In the rows below, substitute "ornamental" for every occurrence of "decorative" and reproduce the lines with all else unchanged.

+---+

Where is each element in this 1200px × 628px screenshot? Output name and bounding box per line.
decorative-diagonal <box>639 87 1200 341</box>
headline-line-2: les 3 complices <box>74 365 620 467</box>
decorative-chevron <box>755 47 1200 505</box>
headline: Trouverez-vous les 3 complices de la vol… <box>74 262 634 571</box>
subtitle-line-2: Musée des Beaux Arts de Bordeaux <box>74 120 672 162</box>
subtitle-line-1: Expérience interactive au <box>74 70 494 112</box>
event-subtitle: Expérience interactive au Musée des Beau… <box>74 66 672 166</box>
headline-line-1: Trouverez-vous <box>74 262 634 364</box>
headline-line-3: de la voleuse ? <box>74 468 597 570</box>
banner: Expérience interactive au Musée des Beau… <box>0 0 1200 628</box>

+---+

Answer for the task:
Where is each element in this 1200px × 628px screenshot? Output name and bounding box per line.
ornamental-diagonal <box>639 87 1200 341</box>
headline-line-2: les 3 complices <box>74 365 620 467</box>
ornamental-chevron <box>755 47 1200 505</box>
headline: Trouverez-vous les 3 complices de la vol… <box>74 262 634 571</box>
subtitle-line-2: Musée des Beaux Arts de Bordeaux <box>74 120 672 162</box>
subtitle-line-1: Expérience interactive au <box>74 70 494 112</box>
event-subtitle: Expérience interactive au Musée des Beau… <box>74 66 672 166</box>
headline-line-1: Trouverez-vous <box>74 262 634 364</box>
headline-line-3: de la voleuse ? <box>74 468 597 570</box>
banner: Expérience interactive au Musée des Beau… <box>0 0 1200 628</box>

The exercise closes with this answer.